TASK GOAL.
Select all lines holding the word "type" from the entries that follow.

+++ STORED RECORDS +++

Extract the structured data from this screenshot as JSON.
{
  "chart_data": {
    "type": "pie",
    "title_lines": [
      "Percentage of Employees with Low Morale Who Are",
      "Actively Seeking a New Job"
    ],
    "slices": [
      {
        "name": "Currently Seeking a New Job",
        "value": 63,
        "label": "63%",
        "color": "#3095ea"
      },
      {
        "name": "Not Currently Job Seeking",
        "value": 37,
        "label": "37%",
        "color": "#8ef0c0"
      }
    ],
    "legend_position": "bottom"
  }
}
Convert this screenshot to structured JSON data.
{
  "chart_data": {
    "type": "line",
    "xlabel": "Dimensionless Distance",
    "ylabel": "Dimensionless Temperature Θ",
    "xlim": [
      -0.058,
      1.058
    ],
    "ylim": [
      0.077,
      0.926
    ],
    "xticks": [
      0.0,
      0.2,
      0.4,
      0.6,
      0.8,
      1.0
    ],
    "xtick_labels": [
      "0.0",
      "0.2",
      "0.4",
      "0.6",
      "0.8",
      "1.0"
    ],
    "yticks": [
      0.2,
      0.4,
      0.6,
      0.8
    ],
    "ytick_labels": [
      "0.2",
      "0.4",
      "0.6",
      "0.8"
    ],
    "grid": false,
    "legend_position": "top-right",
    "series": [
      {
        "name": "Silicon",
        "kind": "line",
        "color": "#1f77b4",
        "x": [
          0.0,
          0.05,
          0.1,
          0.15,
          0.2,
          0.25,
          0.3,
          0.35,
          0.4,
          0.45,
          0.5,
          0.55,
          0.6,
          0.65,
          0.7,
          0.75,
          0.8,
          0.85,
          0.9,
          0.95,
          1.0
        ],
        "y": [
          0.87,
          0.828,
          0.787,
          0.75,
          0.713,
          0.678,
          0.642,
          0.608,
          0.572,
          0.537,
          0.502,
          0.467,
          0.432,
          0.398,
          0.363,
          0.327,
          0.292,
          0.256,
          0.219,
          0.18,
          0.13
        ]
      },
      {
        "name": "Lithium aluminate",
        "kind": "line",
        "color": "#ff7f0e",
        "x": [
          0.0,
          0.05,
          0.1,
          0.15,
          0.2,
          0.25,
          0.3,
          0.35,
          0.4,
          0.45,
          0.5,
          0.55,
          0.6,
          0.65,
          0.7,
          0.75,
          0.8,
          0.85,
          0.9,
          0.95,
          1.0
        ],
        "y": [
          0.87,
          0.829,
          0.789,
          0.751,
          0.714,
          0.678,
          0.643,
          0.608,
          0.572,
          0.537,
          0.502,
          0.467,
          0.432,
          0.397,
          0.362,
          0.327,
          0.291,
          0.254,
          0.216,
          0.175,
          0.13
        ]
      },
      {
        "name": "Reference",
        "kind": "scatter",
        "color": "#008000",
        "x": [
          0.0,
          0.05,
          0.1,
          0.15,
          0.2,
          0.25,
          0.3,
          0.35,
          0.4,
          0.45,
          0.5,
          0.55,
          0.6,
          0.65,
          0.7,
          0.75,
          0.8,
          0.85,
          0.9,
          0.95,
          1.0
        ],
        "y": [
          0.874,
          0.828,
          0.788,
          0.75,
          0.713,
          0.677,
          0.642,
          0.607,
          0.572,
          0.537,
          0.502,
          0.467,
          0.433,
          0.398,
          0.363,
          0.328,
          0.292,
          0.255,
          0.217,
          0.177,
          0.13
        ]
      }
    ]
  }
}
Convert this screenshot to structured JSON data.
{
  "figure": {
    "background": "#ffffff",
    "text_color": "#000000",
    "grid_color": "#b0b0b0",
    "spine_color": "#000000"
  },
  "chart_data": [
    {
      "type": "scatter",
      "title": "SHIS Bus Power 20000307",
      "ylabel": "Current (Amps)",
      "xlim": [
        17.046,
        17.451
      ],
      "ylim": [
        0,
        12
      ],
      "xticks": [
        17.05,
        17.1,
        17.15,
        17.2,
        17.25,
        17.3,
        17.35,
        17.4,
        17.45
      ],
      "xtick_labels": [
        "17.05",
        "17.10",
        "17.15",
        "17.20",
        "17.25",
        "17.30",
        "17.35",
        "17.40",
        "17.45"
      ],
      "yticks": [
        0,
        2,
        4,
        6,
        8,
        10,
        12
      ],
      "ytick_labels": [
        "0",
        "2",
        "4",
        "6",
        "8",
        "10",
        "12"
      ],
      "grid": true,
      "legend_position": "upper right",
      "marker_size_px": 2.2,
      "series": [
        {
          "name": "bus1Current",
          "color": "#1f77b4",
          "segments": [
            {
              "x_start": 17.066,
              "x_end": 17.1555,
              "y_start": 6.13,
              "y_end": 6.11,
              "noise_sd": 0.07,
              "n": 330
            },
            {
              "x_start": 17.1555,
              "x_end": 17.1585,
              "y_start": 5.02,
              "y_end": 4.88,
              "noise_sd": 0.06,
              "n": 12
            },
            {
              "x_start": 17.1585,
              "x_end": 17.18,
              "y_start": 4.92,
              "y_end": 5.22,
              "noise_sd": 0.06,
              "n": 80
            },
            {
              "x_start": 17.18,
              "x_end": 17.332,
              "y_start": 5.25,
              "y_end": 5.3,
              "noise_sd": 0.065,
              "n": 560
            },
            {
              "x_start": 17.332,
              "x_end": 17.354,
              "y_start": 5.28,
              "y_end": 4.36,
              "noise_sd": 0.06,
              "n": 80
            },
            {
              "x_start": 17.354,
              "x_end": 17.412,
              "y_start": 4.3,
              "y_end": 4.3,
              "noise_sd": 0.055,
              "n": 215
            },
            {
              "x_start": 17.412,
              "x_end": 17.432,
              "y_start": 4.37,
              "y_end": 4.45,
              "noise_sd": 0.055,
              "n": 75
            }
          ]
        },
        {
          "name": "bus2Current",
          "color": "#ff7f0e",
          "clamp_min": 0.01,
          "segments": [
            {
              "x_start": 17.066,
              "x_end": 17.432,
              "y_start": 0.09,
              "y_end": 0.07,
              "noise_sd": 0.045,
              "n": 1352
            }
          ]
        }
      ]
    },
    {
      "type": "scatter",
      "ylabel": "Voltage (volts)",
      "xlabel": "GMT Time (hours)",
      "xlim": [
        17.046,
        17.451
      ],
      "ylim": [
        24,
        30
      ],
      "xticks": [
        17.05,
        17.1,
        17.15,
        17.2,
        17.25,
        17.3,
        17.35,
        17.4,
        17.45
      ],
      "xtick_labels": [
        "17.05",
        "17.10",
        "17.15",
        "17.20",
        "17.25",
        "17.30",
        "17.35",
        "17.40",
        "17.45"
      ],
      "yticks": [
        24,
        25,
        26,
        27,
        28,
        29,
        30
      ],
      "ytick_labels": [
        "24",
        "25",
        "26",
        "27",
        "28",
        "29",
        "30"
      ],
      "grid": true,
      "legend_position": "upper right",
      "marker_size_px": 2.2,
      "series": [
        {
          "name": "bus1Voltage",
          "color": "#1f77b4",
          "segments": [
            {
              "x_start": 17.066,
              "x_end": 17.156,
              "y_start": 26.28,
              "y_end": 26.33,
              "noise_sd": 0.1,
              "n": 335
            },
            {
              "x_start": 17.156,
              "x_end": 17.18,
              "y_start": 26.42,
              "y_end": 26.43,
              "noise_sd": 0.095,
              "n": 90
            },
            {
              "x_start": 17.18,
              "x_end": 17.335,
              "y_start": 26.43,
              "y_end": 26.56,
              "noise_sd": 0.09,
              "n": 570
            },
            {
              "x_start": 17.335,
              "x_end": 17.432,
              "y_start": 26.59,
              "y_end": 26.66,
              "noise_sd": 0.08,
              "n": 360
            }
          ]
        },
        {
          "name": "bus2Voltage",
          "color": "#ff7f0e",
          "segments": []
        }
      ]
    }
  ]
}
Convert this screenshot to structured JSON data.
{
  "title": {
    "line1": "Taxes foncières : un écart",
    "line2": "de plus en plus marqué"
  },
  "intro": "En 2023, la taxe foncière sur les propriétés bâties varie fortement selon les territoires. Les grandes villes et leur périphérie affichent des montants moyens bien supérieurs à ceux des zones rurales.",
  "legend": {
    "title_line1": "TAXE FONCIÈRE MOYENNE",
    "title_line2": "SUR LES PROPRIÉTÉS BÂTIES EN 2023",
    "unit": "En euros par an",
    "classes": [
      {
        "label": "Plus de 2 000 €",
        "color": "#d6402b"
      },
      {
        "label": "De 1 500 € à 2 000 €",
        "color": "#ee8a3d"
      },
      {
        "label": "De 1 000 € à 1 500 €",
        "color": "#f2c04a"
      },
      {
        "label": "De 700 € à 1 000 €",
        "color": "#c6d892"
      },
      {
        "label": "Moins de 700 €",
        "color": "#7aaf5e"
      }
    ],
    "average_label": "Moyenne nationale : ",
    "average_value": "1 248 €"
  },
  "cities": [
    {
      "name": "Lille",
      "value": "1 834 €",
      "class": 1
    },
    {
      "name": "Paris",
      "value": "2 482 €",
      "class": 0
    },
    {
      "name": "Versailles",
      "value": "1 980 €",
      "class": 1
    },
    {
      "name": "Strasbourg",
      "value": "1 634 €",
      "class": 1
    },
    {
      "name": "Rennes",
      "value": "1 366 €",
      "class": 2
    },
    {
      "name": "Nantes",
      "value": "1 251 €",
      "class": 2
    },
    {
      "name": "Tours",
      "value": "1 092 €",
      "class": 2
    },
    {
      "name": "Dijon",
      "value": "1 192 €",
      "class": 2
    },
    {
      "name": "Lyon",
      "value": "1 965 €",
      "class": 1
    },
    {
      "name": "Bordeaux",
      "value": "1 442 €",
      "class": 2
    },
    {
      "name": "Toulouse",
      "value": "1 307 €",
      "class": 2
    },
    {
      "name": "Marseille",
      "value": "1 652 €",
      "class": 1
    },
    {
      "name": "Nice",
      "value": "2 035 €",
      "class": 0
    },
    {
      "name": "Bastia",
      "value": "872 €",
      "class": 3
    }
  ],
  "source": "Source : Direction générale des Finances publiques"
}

+++

ANSWER TO THE TASK.
    "type": "pie",
    "type": "line",
      "type": "scatter",
      "type": "scatter",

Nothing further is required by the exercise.